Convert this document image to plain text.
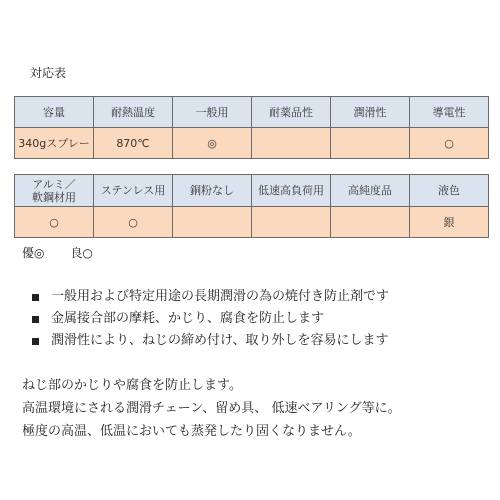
対応表
容量	耐熱温度	一般用	耐薬品性	潤滑性	導電性
340gスプレー	870℃	◎			○
アルミ／
軟鋼材用	ステンレス用	銅粉なし	低速高負荷用	高純度品	液色
○	○				銀
優◎ 良○
一般用および特定用途の長期潤滑の為の焼付き防止剤です
金属接合部の摩耗、かじり、腐食を防止します
潤滑性により、ねじの締め付け、取り外しを容易にします
ねじ部のかじりや腐食を防止します。
高温環境にされる潤滑チェーン、留め具、 低速ベアリング等に。
極度の高温、低温においても蒸発したり固くなりません。
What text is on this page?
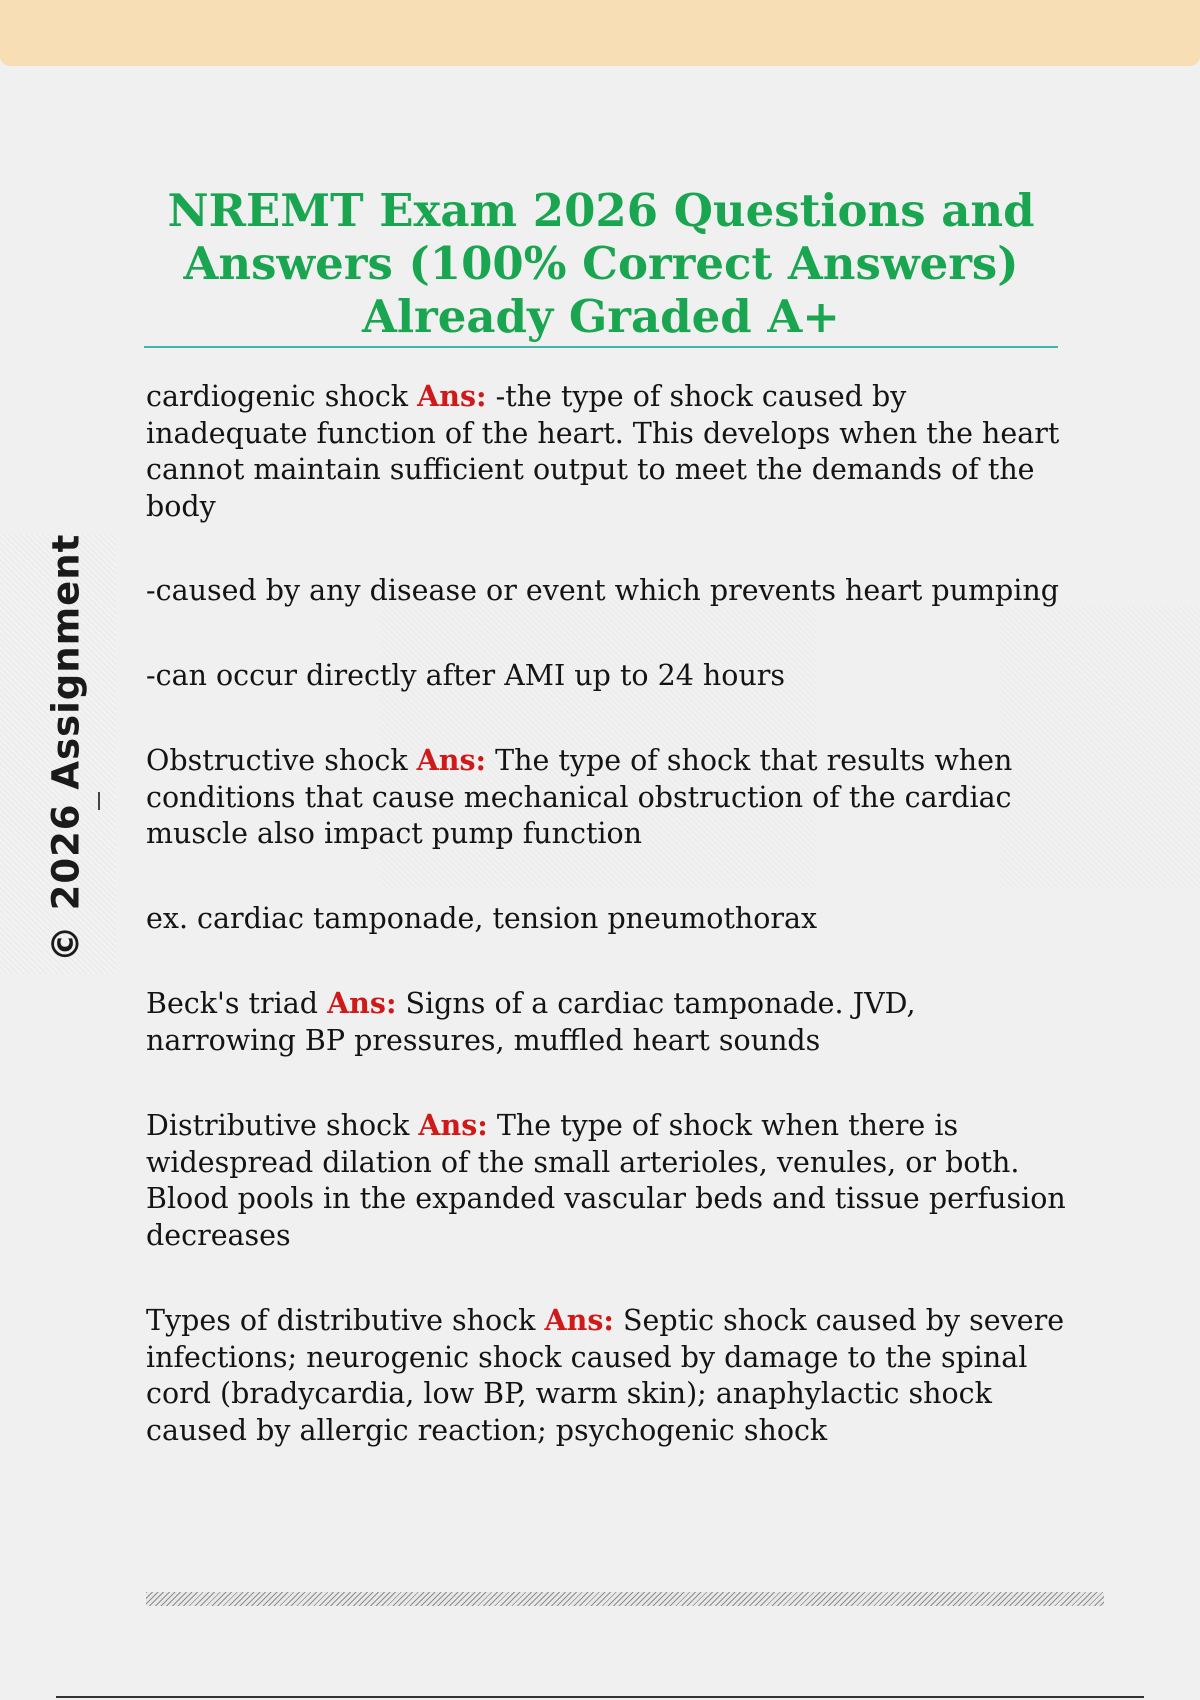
© 2026 Assignment
NREMT Exam 2026 Questions and Answers (100% Correct Answers) Already Graded A+

cardiogenic shock Ans: -the type of shock caused by inadequate function of the heart. This develops when the heart cannot maintain sufficient output to meet the demands of the body

-caused by any disease or event which prevents heart pumping

-can occur directly after AMI up to 24 hours

Obstructive shock Ans: The type of shock that results when conditions that cause mechanical obstruction of the cardiac muscle also impact pump function

ex. cardiac tamponade, tension pneumothorax

Beck's triad Ans: Signs of a cardiac tamponade. JVD, narrowing BP pressures, muffled heart sounds

Distributive shock Ans: The type of shock when there is widespread dilation of the small arterioles, venules, or both. Blood pools in the expanded vascular beds and tissue perfusion decreases

Types of distributive shock Ans: Septic shock caused by severe infections; neurogenic shock caused by damage to the spinal cord (bradycardia, low BP, warm skin); anaphylactic shock caused by allergic reaction; psychogenic shock
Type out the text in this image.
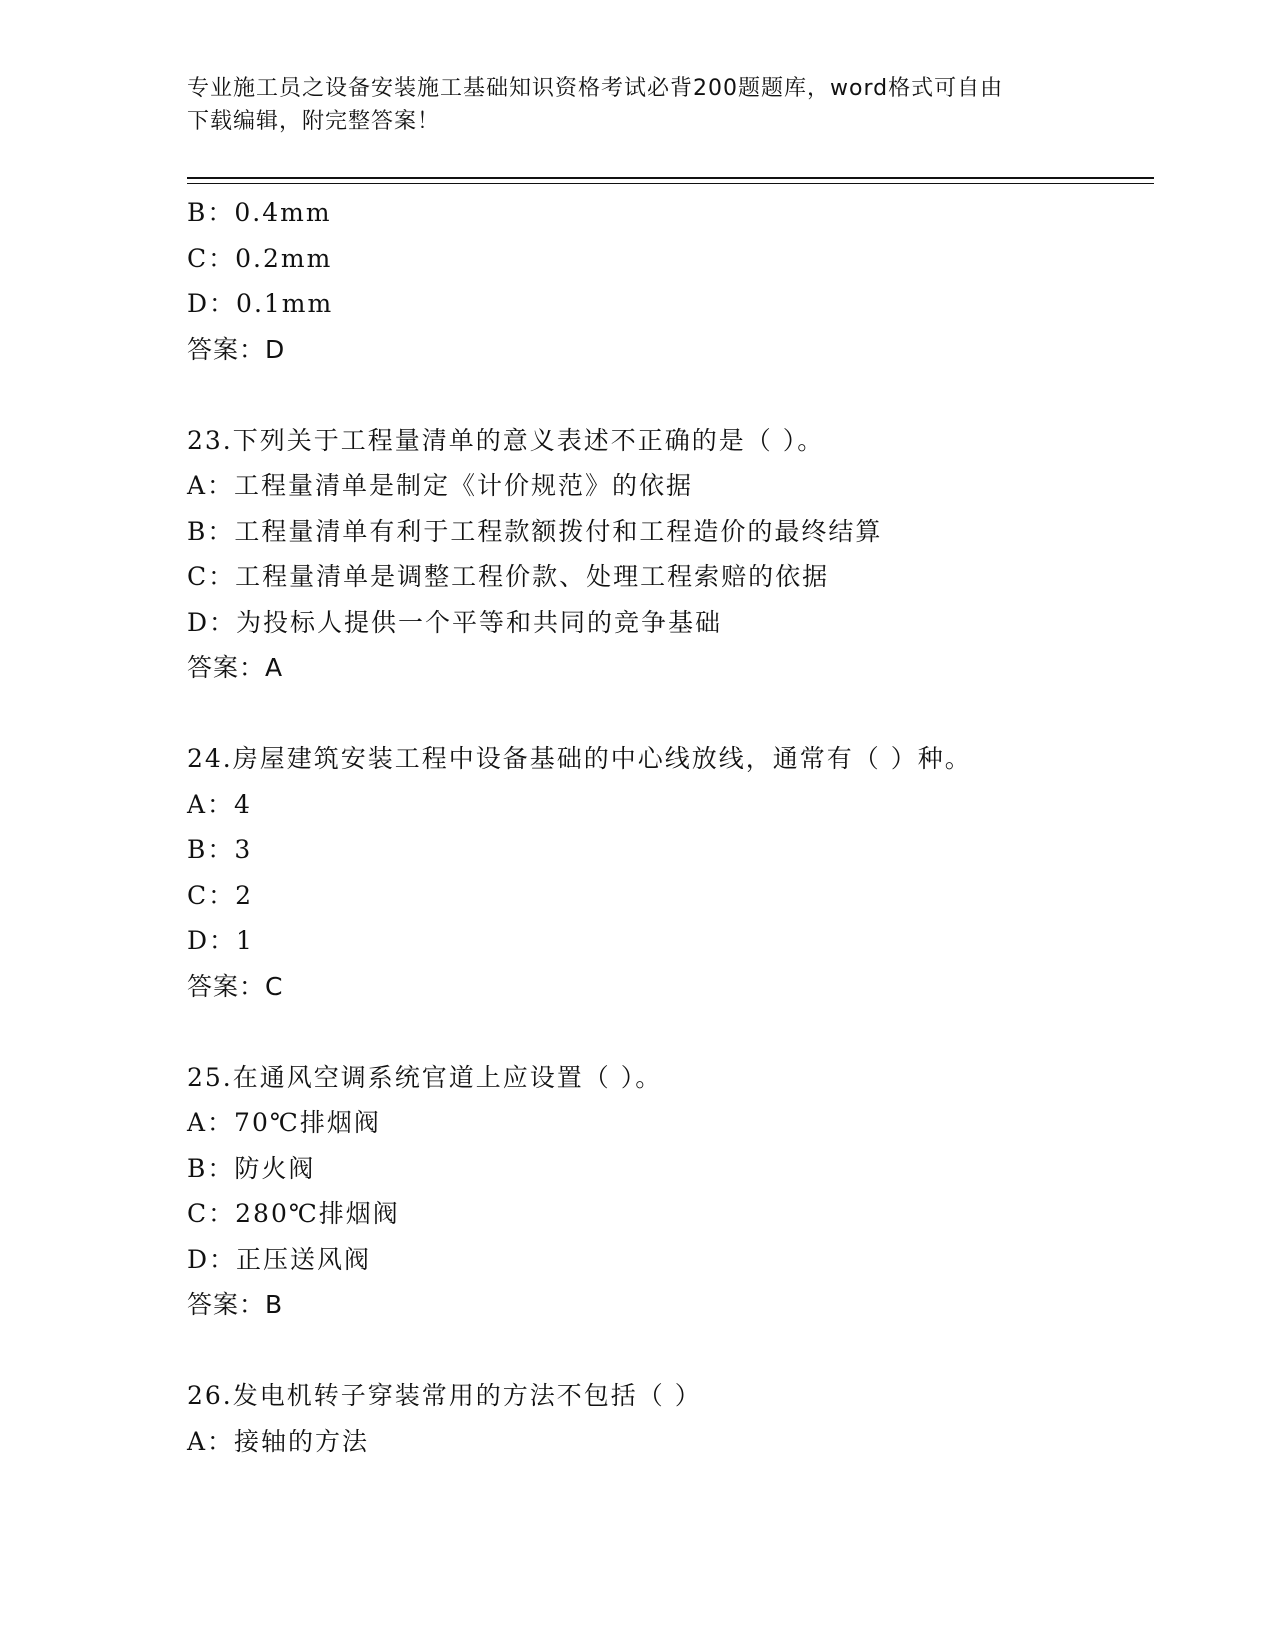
专业施工员之设备安装施工基础知识资格考试必背200题题库，word格式可自由
下载编辑，附完整答案！
B：0.4mm
C：0.2mm
D：0.1mm
答案：D
23.下列关于工程量清单的意义表述不正确的是（ ）。
A：工程量清单是制定《计价规范》的依据
B：工程量清单有利于工程款额拨付和工程造价的最终结算
C：工程量清单是调整工程价款、处理工程索赔的依据
D：为投标人提供一个平等和共同的竞争基础
答案：A
24.房屋建筑安装工程中设备基础的中心线放线，通常有（ ）种。
A：4
B：3
C：2
D：1
答案：C
25.在通风空调系统官道上应设置（ ）。
A：70℃排烟阀
B：防火阀
C：280℃排烟阀
D：正压送风阀
答案：B
26.发电机转子穿装常用的方法不包括（ ）
A：接轴的方法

**What is needed**.
In your copy of the listing above, reproduce each line exactly and omit all pictures.

**Task solution**.
Convert this document image to plain text.
対応表
容量	耐熱温度	一般用	耐薬品性	潤滑性	導電性
340gスプレー	870℃	◎			○
アルミ／
軟鋼材用	ステンレス用	銅粉なし	低速高負荷用	高純度品	液色
○	○				銀
優◎ 良○
一般用および特定用途の長期潤滑の為の焼付き防止剤です
金属接合部の摩耗、かじり、腐食を防止します
潤滑性により、ねじの締め付け、取り外しを容易にします
ねじ部のかじりや腐食を防止します。
高温環境にされる潤滑チェーン、留め具、 低速ベアリング等に。
極度の高温、低温においても蒸発したり固くなりません。
What text is on this page?
© 2026 Assignment
NREMT Exam 2026 Questions and Answers (100% Correct Answers) Already Graded A+

cardiogenic shock Ans: -the type of shock caused by inadequate function of the heart. This develops when the heart cannot maintain sufficient output to meet the demands of the body

-caused by any disease or event which prevents heart pumping

-can occur directly after AMI up to 24 hours

Obstructive shock Ans: The type of shock that results when conditions that cause mechanical obstruction of the cardiac muscle also impact pump function

ex. cardiac tamponade, tension pneumothorax

Beck's triad Ans: Signs of a cardiac tamponade. JVD, narrowing BP pressures, muffled heart sounds

Distributive shock Ans: The type of shock when there is widespread dilation of the small arterioles, venules, or both. Blood pools in the expanded vascular beds and tissue perfusion decreases

Types of distributive shock Ans: Septic shock caused by severe infections; neurogenic shock caused by damage to the spinal cord (bradycardia, low BP, warm skin); anaphylactic shock caused by allergic reaction; psychogenic shock
Type out the text in this image.
专业施工员之设备安装施工基础知识资格考试必背200题题库，word格式可自由
下载编辑，附完整答案！
B：0.4mm
C：0.2mm
D：0.1mm
答案：D
23.下列关于工程量清单的意义表述不正确的是（ ）。
A：工程量清单是制定《计价规范》的依据
B：工程量清单有利于工程款额拨付和工程造价的最终结算
C：工程量清单是调整工程价款、处理工程索赔的依据
D：为投标人提供一个平等和共同的竞争基础
答案：A
24.房屋建筑安装工程中设备基础的中心线放线，通常有（ ）种。
A：4
B：3
C：2
D：1
答案：C
25.在通风空调系统官道上应设置（ ）。
A：70℃排烟阀
B：防火阀
C：280℃排烟阀
D：正压送风阀
答案：B
26.发电机转子穿装常用的方法不包括（ ）
A：接轴的方法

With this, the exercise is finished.